══ Records provided

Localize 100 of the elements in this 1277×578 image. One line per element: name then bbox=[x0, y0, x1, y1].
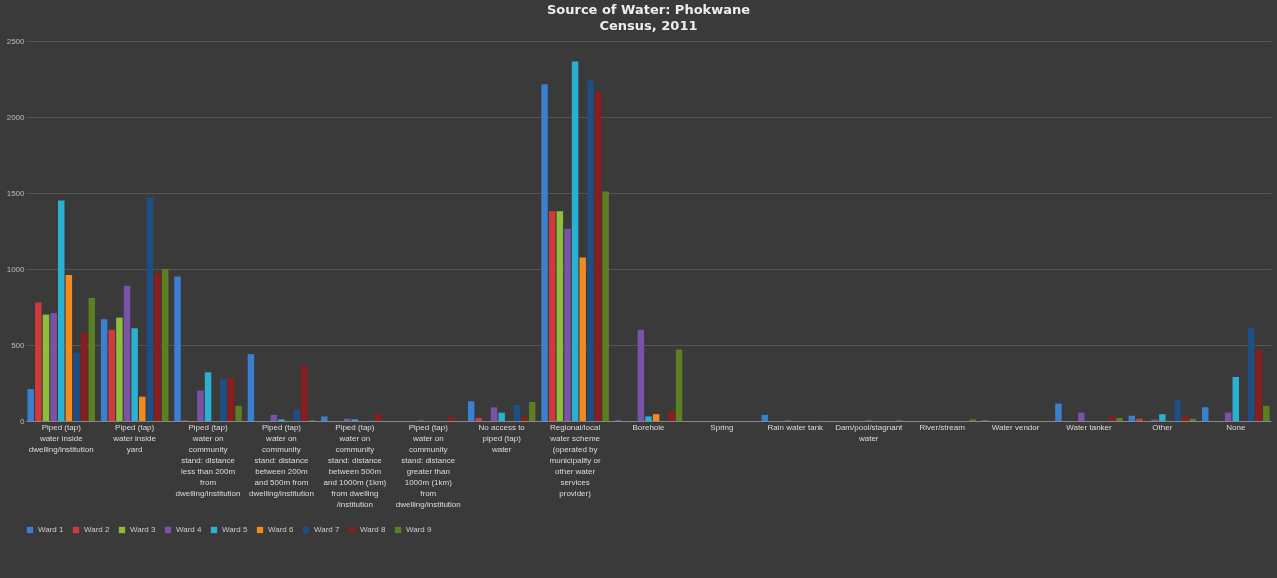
bar bbox=[301, 365, 308, 421]
bar bbox=[227, 377, 235, 421]
bar bbox=[467, 401, 475, 421]
x-tick-label: Piped (tap) water inside dwelling/institution bbox=[28, 422, 94, 454]
legend-label: Ward 1 bbox=[38, 525, 65, 534]
bar bbox=[73, 352, 80, 421]
x-tick-label: Piped (tap) water on community stand: distance between 500m and 1000m (1km) from dwelling /institution bbox=[323, 422, 387, 509]
bar bbox=[321, 416, 328, 421]
x-tick-label: No access to piped (tap) water bbox=[478, 422, 526, 454]
bar bbox=[1255, 349, 1262, 421]
y-tick-label: 2000 bbox=[6, 112, 26, 122]
legend-label: Ward 4 bbox=[176, 525, 203, 534]
legend-label: Ward 2 bbox=[84, 525, 111, 534]
bar bbox=[645, 416, 652, 421]
bar bbox=[521, 416, 528, 421]
bar bbox=[174, 276, 181, 421]
bar bbox=[1247, 327, 1255, 421]
bar bbox=[475, 417, 483, 421]
bar bbox=[154, 273, 161, 421]
y-tick-label: 1000 bbox=[6, 264, 26, 274]
y-tick-label: 500 bbox=[11, 340, 26, 350]
bar bbox=[587, 80, 594, 421]
bar bbox=[1182, 416, 1189, 421]
bar bbox=[65, 275, 73, 421]
bar bbox=[498, 412, 505, 421]
bar bbox=[374, 414, 381, 421]
bar bbox=[1202, 407, 1209, 421]
bar bbox=[602, 191, 609, 421]
bar bbox=[100, 319, 108, 421]
bar bbox=[548, 211, 556, 421]
bar bbox=[571, 61, 579, 421]
bar bbox=[513, 405, 521, 421]
legend-label: Ward 8 bbox=[360, 525, 387, 534]
x-tick-label: River/stream bbox=[919, 422, 966, 432]
legend-label: Ward 9 bbox=[406, 525, 433, 534]
bar bbox=[1263, 405, 1270, 421]
bar bbox=[1136, 418, 1143, 421]
bar bbox=[27, 389, 34, 421]
bar bbox=[1078, 412, 1085, 421]
legend-label: Ward 5 bbox=[222, 525, 249, 534]
bar bbox=[108, 329, 115, 421]
bar bbox=[50, 313, 57, 421]
bar bbox=[761, 414, 769, 421]
bar bbox=[197, 390, 204, 421]
x-tick-label: Other bbox=[1152, 422, 1173, 432]
bar bbox=[668, 411, 675, 421]
y-tick-label: 0 bbox=[20, 416, 26, 426]
bar bbox=[652, 414, 660, 421]
x-tick-label: Regional/local water scheme (operated by municipality or other water services provider) bbox=[549, 422, 601, 498]
bar bbox=[220, 379, 227, 421]
bar bbox=[247, 354, 255, 421]
bar bbox=[1232, 376, 1240, 421]
bar bbox=[161, 269, 169, 421]
y-tick-label: 2500 bbox=[6, 36, 26, 46]
x-tick-label: Dam/pool/stagnant water bbox=[835, 422, 904, 443]
bar bbox=[42, 314, 50, 421]
legend-label: Ward 3 bbox=[130, 525, 157, 534]
bar bbox=[235, 405, 242, 421]
x-tick-label: Piped (tap) water on community stand: distance less than 200m from dwelling/institution bbox=[175, 422, 241, 498]
bar bbox=[123, 285, 131, 421]
bar bbox=[80, 332, 88, 421]
bar bbox=[447, 417, 455, 421]
legend-label: Ward 7 bbox=[314, 525, 341, 534]
bar bbox=[1174, 399, 1181, 421]
bar bbox=[293, 409, 300, 421]
bar bbox=[270, 414, 278, 421]
x-tick-label: Water tanker bbox=[1066, 422, 1113, 432]
bar bbox=[556, 211, 564, 421]
bar bbox=[139, 396, 146, 421]
chart-title: Source of Water: Phokwane bbox=[546, 2, 751, 17]
bar bbox=[1108, 416, 1116, 421]
x-tick-label: Piped (tap) water on community stand: distance between 200m and 500m from dwelling/institution bbox=[248, 422, 314, 498]
bar bbox=[204, 372, 212, 421]
bar bbox=[116, 317, 123, 421]
x-tick-label: Piped (tap) water on community stand: distance greater than 1000m (1km) from dwelling/institution bbox=[395, 422, 461, 509]
bar bbox=[490, 407, 498, 421]
x-tick-label: Rain water tank bbox=[767, 422, 825, 432]
bar bbox=[1055, 403, 1062, 421]
x-tick-label: Borehole bbox=[632, 422, 666, 432]
x-tick-label: Water vendor bbox=[991, 422, 1040, 432]
legend-label: Ward 6 bbox=[268, 525, 295, 534]
bar bbox=[35, 302, 42, 421]
bar bbox=[1116, 417, 1123, 421]
bar bbox=[564, 228, 571, 421]
chart-subtitle: Census, 2011 bbox=[599, 18, 698, 33]
x-tick-label: Piped (tap) water inside yard bbox=[112, 422, 157, 454]
bar bbox=[88, 297, 95, 421]
bar bbox=[57, 200, 65, 421]
x-tick-label: None bbox=[1226, 422, 1246, 432]
bar bbox=[1159, 414, 1166, 421]
bar bbox=[675, 349, 683, 421]
bar bbox=[594, 91, 602, 421]
bar bbox=[131, 328, 138, 421]
bar bbox=[637, 329, 645, 421]
bar bbox=[528, 402, 536, 421]
x-tick-label: Spring bbox=[710, 422, 734, 432]
bar bbox=[579, 257, 586, 421]
bar bbox=[541, 84, 548, 421]
bar bbox=[146, 197, 154, 421]
y-tick-label: 1500 bbox=[6, 188, 26, 198]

════

Task prompt
Print all of the data above line for line without any changes, omitting the pictures.

Result below
Localize 100 of the elements in this 1277×578 image. One line per element: name then bbox=[x0, y0, x1, y1].
bar bbox=[301, 365, 308, 421]
bar bbox=[227, 377, 235, 421]
bar bbox=[467, 401, 475, 421]
x-tick-label: Piped (tap) water inside dwelling/institution bbox=[28, 422, 94, 454]
legend-label: Ward 1 bbox=[38, 525, 65, 534]
bar bbox=[73, 352, 80, 421]
x-tick-label: Piped (tap) water on community stand: distance between 500m and 1000m (1km) from dwelling /institution bbox=[323, 422, 387, 509]
bar bbox=[321, 416, 328, 421]
x-tick-label: No access to piped (tap) water bbox=[478, 422, 526, 454]
bar bbox=[1255, 349, 1262, 421]
y-tick-label: 2000 bbox=[6, 112, 26, 122]
legend-label: Ward 4 bbox=[176, 525, 203, 534]
legend-label: Ward 2 bbox=[84, 525, 111, 534]
bar bbox=[645, 416, 652, 421]
bar bbox=[521, 416, 528, 421]
bar bbox=[174, 276, 181, 421]
bar bbox=[1247, 327, 1255, 421]
bar bbox=[475, 417, 483, 421]
bar bbox=[154, 273, 161, 421]
y-tick-label: 1000 bbox=[6, 264, 26, 274]
y-tick-label: 500 bbox=[11, 340, 26, 350]
bar bbox=[587, 80, 594, 421]
bar bbox=[1182, 416, 1189, 421]
bar bbox=[65, 275, 73, 421]
bar bbox=[498, 412, 505, 421]
bar bbox=[374, 414, 381, 421]
bar bbox=[1202, 407, 1209, 421]
bar bbox=[602, 191, 609, 421]
bar bbox=[100, 319, 108, 421]
bar bbox=[548, 211, 556, 421]
bar bbox=[571, 61, 579, 421]
bar bbox=[513, 405, 521, 421]
legend-label: Ward 8 bbox=[360, 525, 387, 534]
x-tick-label: River/stream bbox=[919, 422, 966, 432]
legend-label: Ward 9 bbox=[406, 525, 433, 534]
bar bbox=[1263, 405, 1270, 421]
bar bbox=[1136, 418, 1143, 421]
bar bbox=[27, 389, 34, 421]
bar bbox=[1078, 412, 1085, 421]
legend-label: Ward 5 bbox=[222, 525, 249, 534]
bar bbox=[108, 329, 115, 421]
bar bbox=[50, 313, 57, 421]
bar bbox=[761, 414, 769, 421]
bar bbox=[197, 390, 204, 421]
x-tick-label: Other bbox=[1152, 422, 1173, 432]
bar bbox=[668, 411, 675, 421]
y-tick-label: 0 bbox=[20, 416, 26, 426]
bar bbox=[652, 414, 660, 421]
x-tick-label: Regional/local water scheme (operated by municipality or other water services provider) bbox=[549, 422, 601, 498]
bar bbox=[220, 379, 227, 421]
bar bbox=[247, 354, 255, 421]
bar bbox=[1232, 376, 1240, 421]
bar bbox=[161, 269, 169, 421]
y-tick-label: 2500 bbox=[6, 36, 26, 46]
x-tick-label: Dam/pool/stagnant water bbox=[835, 422, 904, 443]
bar bbox=[42, 314, 50, 421]
legend-label: Ward 3 bbox=[130, 525, 157, 534]
bar bbox=[235, 405, 242, 421]
x-tick-label: Piped (tap) water on community stand: distance less than 200m from dwelling/institution bbox=[175, 422, 241, 498]
bar bbox=[123, 285, 131, 421]
bar bbox=[80, 332, 88, 421]
bar bbox=[447, 417, 455, 421]
legend-label: Ward 7 bbox=[314, 525, 341, 534]
bar bbox=[1174, 399, 1181, 421]
bar bbox=[293, 409, 300, 421]
bar bbox=[270, 414, 278, 421]
x-tick-label: Water tanker bbox=[1066, 422, 1113, 432]
bar bbox=[556, 211, 564, 421]
bar bbox=[139, 396, 146, 421]
chart-title: Source of Water: Phokwane bbox=[546, 2, 751, 17]
bar bbox=[1108, 416, 1116, 421]
x-tick-label: Piped (tap) water on community stand: distance between 200m and 500m from dwelling/institution bbox=[248, 422, 314, 498]
bar bbox=[204, 372, 212, 421]
bar bbox=[116, 317, 123, 421]
x-tick-label: Piped (tap) water on community stand: distance greater than 1000m (1km) from dwelling/institution bbox=[395, 422, 461, 509]
bar bbox=[490, 407, 498, 421]
x-tick-label: Rain water tank bbox=[767, 422, 825, 432]
bar bbox=[1055, 403, 1062, 421]
x-tick-label: Borehole bbox=[632, 422, 666, 432]
x-tick-label: Water vendor bbox=[991, 422, 1040, 432]
legend-label: Ward 6 bbox=[268, 525, 295, 534]
bar bbox=[35, 302, 42, 421]
bar bbox=[1116, 417, 1123, 421]
bar bbox=[564, 228, 571, 421]
chart-subtitle: Census, 2011 bbox=[599, 18, 698, 33]
x-tick-label: Piped (tap) water inside yard bbox=[112, 422, 157, 454]
bar bbox=[88, 297, 95, 421]
bar bbox=[57, 200, 65, 421]
x-tick-label: None bbox=[1226, 422, 1246, 432]
bar bbox=[1159, 414, 1166, 421]
bar bbox=[675, 349, 683, 421]
bar bbox=[594, 91, 602, 421]
bar bbox=[131, 328, 138, 421]
bar bbox=[637, 329, 645, 421]
bar bbox=[528, 402, 536, 421]
x-tick-label: Spring bbox=[710, 422, 734, 432]
bar bbox=[579, 257, 586, 421]
bar bbox=[541, 84, 548, 421]
bar bbox=[146, 197, 154, 421]
y-tick-label: 1500 bbox=[6, 188, 26, 198]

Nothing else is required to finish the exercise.